(Task requirements): Write out each line in which the string "Forts" is present.

Dataset entries:
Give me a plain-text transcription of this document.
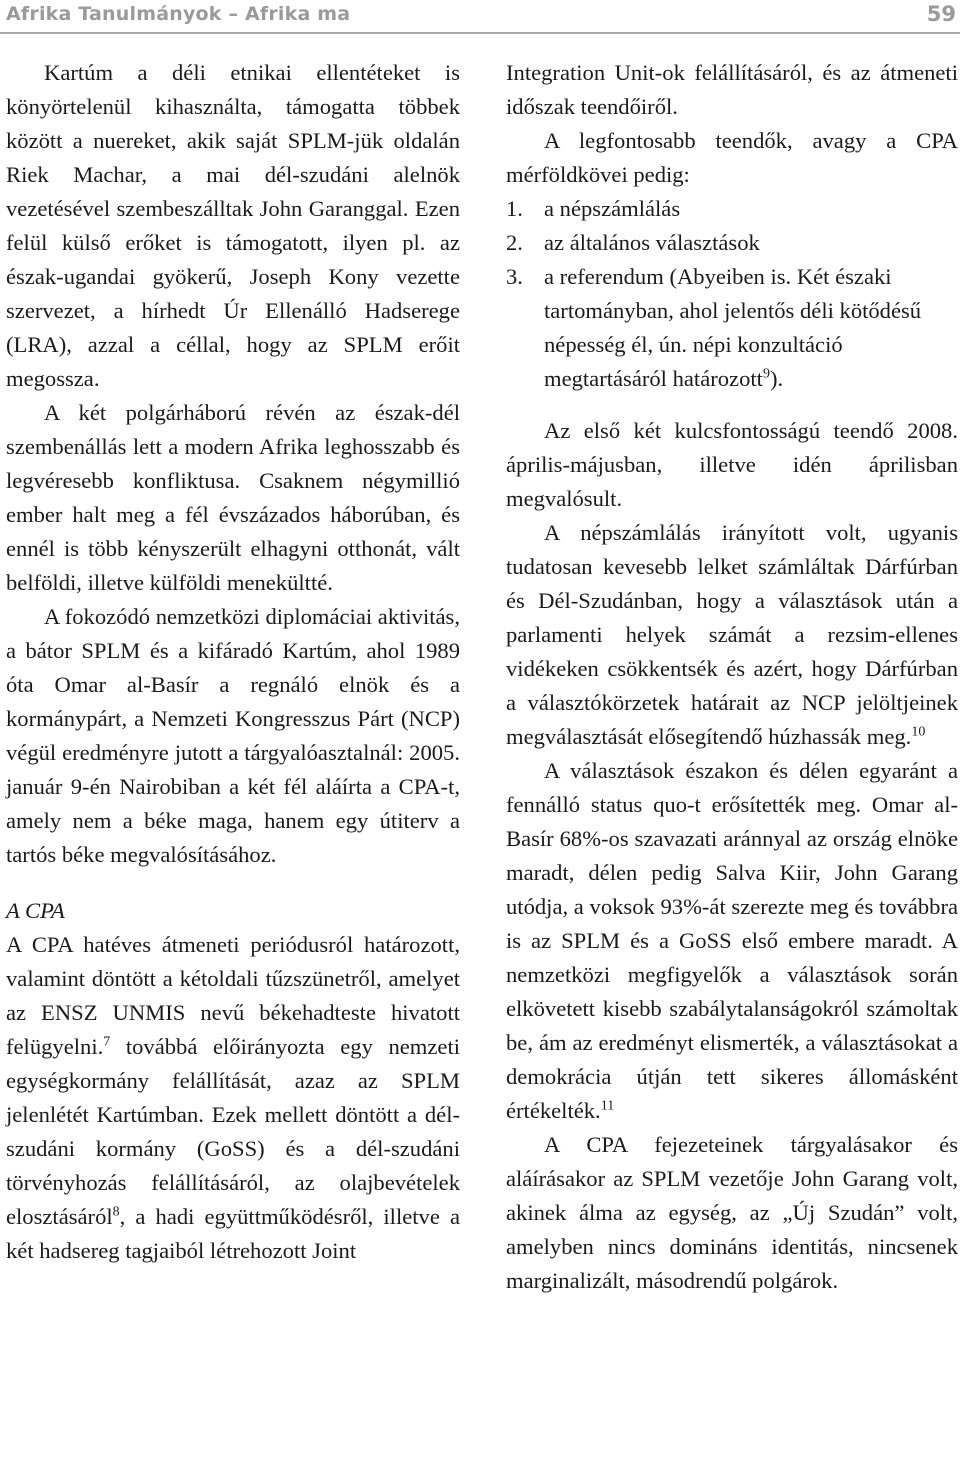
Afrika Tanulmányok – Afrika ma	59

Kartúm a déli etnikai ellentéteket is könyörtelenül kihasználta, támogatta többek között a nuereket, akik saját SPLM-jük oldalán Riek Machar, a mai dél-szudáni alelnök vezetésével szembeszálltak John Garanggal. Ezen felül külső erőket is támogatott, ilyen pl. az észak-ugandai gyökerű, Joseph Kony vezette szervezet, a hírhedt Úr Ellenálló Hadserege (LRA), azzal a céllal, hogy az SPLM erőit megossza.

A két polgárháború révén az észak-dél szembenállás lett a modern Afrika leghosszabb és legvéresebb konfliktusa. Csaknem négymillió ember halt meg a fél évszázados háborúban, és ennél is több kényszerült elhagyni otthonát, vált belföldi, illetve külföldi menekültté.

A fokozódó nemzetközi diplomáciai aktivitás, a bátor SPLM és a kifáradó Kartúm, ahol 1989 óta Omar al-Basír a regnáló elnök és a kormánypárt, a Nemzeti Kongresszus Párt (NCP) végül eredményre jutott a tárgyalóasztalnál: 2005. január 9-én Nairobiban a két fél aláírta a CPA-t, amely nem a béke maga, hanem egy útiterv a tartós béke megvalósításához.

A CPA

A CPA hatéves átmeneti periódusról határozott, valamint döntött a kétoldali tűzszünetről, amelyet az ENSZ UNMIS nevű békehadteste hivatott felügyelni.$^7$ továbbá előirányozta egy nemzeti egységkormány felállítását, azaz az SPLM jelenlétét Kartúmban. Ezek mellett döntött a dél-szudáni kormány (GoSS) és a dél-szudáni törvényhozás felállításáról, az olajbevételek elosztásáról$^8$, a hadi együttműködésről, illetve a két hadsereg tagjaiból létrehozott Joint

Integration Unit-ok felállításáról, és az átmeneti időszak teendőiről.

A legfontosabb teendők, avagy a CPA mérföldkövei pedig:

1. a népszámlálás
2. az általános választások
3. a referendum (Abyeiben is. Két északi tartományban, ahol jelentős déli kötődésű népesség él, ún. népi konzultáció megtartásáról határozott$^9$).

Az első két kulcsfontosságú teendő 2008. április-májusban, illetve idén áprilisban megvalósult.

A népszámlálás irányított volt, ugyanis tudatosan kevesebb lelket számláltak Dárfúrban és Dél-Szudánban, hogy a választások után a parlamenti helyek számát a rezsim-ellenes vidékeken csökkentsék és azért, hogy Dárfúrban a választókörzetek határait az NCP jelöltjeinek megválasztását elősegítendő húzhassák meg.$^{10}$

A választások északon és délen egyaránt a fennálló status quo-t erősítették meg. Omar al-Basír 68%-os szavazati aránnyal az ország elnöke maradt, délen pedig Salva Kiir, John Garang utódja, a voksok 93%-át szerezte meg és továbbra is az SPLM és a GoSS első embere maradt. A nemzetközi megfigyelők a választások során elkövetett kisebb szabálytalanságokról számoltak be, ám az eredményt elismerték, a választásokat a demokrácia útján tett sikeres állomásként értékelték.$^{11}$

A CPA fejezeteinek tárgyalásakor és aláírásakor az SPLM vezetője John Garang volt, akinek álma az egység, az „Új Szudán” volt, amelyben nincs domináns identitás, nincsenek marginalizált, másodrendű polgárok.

==

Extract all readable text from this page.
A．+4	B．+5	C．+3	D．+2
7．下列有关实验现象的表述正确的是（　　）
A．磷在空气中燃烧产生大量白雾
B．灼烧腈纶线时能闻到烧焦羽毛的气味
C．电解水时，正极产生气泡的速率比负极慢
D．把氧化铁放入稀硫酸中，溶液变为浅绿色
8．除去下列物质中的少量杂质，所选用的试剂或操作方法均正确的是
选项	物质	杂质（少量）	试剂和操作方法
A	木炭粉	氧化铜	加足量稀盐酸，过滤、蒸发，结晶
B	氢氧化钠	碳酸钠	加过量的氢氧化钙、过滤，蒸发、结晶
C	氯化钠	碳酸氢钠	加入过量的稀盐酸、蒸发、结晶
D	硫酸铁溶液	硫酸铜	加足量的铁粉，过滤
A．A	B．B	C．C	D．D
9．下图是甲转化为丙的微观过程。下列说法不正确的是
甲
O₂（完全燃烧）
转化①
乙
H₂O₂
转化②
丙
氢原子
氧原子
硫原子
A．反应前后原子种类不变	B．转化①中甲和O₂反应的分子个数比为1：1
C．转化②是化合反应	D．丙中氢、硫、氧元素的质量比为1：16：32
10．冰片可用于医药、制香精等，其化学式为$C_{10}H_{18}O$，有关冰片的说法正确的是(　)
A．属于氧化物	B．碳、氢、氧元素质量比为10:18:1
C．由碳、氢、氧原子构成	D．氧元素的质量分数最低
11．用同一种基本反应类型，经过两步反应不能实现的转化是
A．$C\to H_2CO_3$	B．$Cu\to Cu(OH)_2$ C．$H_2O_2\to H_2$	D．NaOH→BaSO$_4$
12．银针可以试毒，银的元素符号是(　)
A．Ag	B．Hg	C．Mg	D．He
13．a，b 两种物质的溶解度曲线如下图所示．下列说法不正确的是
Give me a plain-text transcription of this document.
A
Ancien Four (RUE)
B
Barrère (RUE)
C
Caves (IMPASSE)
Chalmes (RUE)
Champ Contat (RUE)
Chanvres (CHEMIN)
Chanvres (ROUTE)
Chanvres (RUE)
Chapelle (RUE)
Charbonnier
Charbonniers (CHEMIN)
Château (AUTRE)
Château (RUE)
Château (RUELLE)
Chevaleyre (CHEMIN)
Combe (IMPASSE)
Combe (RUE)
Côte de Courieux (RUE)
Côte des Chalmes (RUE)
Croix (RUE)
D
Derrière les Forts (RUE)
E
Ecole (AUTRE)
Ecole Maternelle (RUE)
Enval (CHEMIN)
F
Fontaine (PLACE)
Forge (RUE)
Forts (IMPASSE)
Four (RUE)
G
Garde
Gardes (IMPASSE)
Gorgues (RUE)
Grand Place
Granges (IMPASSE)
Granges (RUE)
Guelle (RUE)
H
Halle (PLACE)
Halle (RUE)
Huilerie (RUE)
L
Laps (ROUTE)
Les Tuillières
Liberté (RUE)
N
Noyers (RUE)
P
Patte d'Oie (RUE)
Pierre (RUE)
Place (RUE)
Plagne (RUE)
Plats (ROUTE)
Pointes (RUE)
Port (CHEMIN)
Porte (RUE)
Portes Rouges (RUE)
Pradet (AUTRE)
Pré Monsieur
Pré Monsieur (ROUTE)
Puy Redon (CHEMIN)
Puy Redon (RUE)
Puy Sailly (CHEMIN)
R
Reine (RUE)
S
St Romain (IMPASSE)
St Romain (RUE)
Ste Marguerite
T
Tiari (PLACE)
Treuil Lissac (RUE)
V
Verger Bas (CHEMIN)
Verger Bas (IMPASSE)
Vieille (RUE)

---

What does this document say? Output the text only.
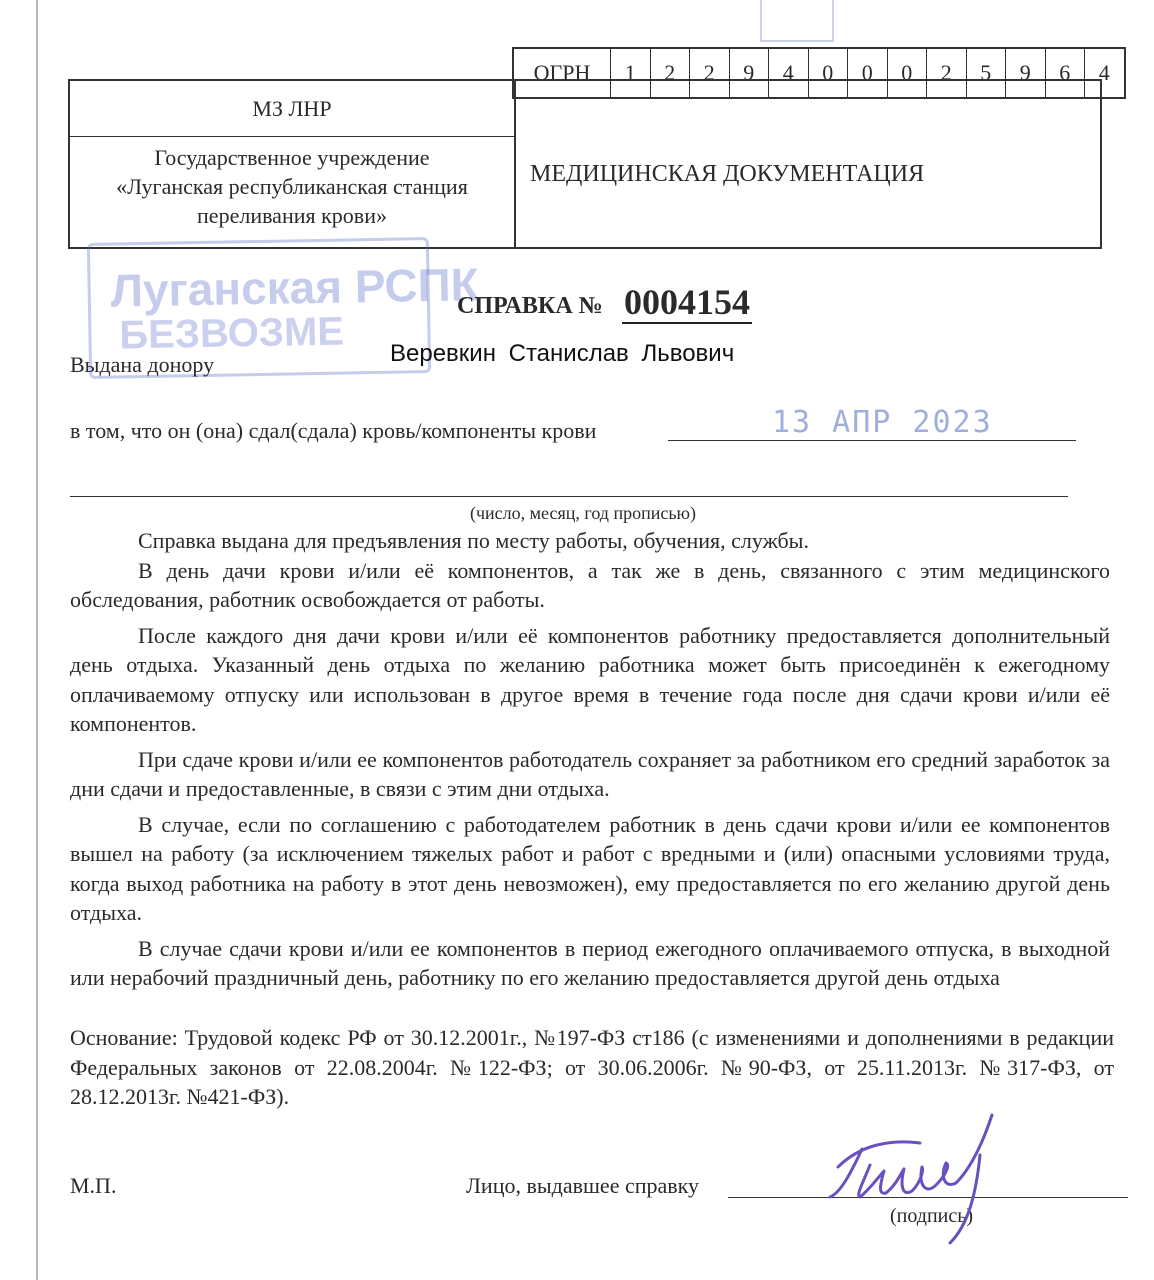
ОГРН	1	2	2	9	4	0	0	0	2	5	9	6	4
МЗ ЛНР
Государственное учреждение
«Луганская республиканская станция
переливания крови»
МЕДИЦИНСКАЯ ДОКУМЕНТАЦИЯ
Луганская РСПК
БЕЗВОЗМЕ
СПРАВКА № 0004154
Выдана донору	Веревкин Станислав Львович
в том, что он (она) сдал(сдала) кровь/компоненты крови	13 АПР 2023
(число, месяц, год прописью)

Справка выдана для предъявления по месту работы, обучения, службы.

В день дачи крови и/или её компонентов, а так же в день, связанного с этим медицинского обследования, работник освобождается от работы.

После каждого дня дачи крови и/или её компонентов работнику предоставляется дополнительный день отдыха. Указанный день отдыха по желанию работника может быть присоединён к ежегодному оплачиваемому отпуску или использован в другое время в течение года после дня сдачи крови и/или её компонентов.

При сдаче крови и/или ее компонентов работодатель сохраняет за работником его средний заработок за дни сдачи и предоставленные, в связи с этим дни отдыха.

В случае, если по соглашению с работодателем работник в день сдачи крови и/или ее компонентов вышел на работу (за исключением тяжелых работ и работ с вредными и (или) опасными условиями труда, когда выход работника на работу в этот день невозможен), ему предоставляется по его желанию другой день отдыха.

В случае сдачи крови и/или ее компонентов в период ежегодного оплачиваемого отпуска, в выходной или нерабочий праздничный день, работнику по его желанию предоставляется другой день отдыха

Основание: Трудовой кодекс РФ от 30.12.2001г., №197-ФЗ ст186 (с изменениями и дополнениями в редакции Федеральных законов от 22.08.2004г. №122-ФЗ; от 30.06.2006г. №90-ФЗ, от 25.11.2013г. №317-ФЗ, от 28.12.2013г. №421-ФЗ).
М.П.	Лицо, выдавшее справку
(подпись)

(Solution):
Derrière les Forts (RUE)
Forts (IMPASSE)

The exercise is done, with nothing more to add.